TASK DESCRIPTION: All of the material below is to be returned exactly.
================
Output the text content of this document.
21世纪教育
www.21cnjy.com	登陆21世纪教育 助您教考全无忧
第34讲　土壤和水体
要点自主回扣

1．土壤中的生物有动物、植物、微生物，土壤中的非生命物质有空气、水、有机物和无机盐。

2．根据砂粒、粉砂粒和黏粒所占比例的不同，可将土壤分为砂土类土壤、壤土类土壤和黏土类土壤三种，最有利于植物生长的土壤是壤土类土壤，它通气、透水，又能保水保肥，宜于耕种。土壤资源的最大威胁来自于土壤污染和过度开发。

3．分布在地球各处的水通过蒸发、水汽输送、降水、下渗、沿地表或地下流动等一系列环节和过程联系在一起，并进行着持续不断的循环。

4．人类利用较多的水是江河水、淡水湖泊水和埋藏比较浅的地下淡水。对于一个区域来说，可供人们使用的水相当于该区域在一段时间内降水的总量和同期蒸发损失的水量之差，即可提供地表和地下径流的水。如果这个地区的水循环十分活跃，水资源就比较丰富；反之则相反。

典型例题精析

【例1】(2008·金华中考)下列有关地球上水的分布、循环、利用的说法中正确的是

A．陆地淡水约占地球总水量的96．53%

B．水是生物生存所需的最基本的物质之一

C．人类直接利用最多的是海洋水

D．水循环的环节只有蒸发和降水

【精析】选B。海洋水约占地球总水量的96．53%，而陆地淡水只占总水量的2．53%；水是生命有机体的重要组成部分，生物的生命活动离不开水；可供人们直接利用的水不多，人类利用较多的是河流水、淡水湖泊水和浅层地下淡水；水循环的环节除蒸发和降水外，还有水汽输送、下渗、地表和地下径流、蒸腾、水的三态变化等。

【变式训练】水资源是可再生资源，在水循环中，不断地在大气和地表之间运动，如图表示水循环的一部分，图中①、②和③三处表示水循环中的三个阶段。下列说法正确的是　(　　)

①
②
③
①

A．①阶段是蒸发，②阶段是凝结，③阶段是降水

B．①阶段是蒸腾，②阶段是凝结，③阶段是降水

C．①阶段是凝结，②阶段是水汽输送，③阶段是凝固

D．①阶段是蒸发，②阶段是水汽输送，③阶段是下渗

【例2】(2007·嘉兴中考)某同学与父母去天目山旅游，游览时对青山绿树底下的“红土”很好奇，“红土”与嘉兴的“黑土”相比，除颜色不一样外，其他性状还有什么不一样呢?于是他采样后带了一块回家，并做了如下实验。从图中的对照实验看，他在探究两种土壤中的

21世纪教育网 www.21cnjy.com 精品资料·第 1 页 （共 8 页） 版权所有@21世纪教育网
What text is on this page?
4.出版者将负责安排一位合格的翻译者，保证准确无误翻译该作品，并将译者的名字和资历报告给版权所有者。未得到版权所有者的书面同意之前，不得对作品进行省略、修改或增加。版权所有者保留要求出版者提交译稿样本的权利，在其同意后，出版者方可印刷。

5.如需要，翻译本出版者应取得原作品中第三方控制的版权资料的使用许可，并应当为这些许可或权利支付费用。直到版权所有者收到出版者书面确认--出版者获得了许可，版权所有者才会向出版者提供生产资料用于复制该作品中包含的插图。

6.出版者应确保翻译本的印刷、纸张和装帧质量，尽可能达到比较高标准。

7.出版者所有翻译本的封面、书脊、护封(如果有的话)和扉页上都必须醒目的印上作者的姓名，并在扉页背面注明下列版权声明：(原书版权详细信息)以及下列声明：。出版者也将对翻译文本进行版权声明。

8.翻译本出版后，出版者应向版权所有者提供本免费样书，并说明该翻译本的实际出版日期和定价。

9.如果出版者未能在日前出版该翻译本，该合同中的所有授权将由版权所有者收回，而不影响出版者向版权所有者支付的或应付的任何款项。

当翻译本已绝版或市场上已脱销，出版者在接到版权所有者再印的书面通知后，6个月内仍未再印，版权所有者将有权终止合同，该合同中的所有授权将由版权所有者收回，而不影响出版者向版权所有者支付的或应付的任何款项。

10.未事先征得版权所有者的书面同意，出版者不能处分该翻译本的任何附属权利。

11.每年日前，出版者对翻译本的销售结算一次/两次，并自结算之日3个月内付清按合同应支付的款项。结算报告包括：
================
SOLUTION TO THIS EXERCISE:
Output the text content of this document.
21世纪教育
www.21cnjy.com	登陆21世纪教育 助您教考全无忧
第34讲　土壤和水体
要点自主回扣

1．土壤中的生物有动物、植物、微生物，土壤中的非生命物质有空气、水、有机物和无机盐。

2．根据砂粒、粉砂粒和黏粒所占比例的不同，可将土壤分为砂土类土壤、壤土类土壤和黏土类土壤三种，最有利于植物生长的土壤是壤土类土壤，它通气、透水，又能保水保肥，宜于耕种。土壤资源的最大威胁来自于土壤污染和过度开发。

3．分布在地球各处的水通过蒸发、水汽输送、降水、下渗、沿地表或地下流动等一系列环节和过程联系在一起，并进行着持续不断的循环。

4．人类利用较多的水是江河水、淡水湖泊水和埋藏比较浅的地下淡水。对于一个区域来说，可供人们使用的水相当于该区域在一段时间内降水的总量和同期蒸发损失的水量之差，即可提供地表和地下径流的水。如果这个地区的水循环十分活跃，水资源就比较丰富；反之则相反。

典型例题精析

【例1】(2008·金华中考)下列有关地球上水的分布、循环、利用的说法中正确的是

A．陆地淡水约占地球总水量的96．53%

B．水是生物生存所需的最基本的物质之一

C．人类直接利用最多的是海洋水

D．水循环的环节只有蒸发和降水

【精析】选B。海洋水约占地球总水量的96．53%，而陆地淡水只占总水量的2．53%；水是生命有机体的重要组成部分，生物的生命活动离不开水；可供人们直接利用的水不多，人类利用较多的是河流水、淡水湖泊水和浅层地下淡水；水循环的环节除蒸发和降水外，还有水汽输送、下渗、地表和地下径流、蒸腾、水的三态变化等。

【变式训练】水资源是可再生资源，在水循环中，不断地在大气和地表之间运动，如图表示水循环的一部分，图中①、②和③三处表示水循环中的三个阶段。下列说法正确的是　(　　)

①
②
③
①

A．①阶段是蒸发，②阶段是凝结，③阶段是降水

B．①阶段是蒸腾，②阶段是凝结，③阶段是降水

C．①阶段是凝结，②阶段是水汽输送，③阶段是凝固

D．①阶段是蒸发，②阶段是水汽输送，③阶段是下渗

【例2】(2007·嘉兴中考)某同学与父母去天目山旅游，游览时对青山绿树底下的“红土”很好奇，“红土”与嘉兴的“黑土”相比，除颜色不一样外，其他性状还有什么不一样呢?于是他采样后带了一块回家，并做了如下实验。从图中的对照实验看，他在探究两种土壤中的

21世纪教育网 www.21cnjy.com 精品资料·第 1 页 （共 8 页） 版权所有@21世纪教育网
What text is on this page?
4.出版者将负责安排一位合格的翻译者，保证准确无误翻译该作品，并将译者的名字和资历报告给版权所有者。未得到版权所有者的书面同意之前，不得对作品进行省略、修改或增加。版权所有者保留要求出版者提交译稿样本的权利，在其同意后，出版者方可印刷。

5.如需要，翻译本出版者应取得原作品中第三方控制的版权资料的使用许可，并应当为这些许可或权利支付费用。直到版权所有者收到出版者书面确认--出版者获得了许可，版权所有者才会向出版者提供生产资料用于复制该作品中包含的插图。

6.出版者应确保翻译本的印刷、纸张和装帧质量，尽可能达到比较高标准。

7.出版者所有翻译本的封面、书脊、护封(如果有的话)和扉页上都必须醒目的印上作者的姓名，并在扉页背面注明下列版权声明：(原书版权详细信息)以及下列声明：。出版者也将对翻译文本进行版权声明。

8.翻译本出版后，出版者应向版权所有者提供本免费样书，并说明该翻译本的实际出版日期和定价。

9.如果出版者未能在日前出版该翻译本，该合同中的所有授权将由版权所有者收回，而不影响出版者向版权所有者支付的或应付的任何款项。

当翻译本已绝版或市场上已脱销，出版者在接到版权所有者再印的书面通知后，6个月内仍未再印，版权所有者将有权终止合同，该合同中的所有授权将由版权所有者收回，而不影响出版者向版权所有者支付的或应付的任何款项。

10.未事先征得版权所有者的书面同意，出版者不能处分该翻译本的任何附属权利。

11.每年日前，出版者对翻译本的销售结算一次/两次，并自结算之日3个月内付清按合同应支付的款项。结算报告包括：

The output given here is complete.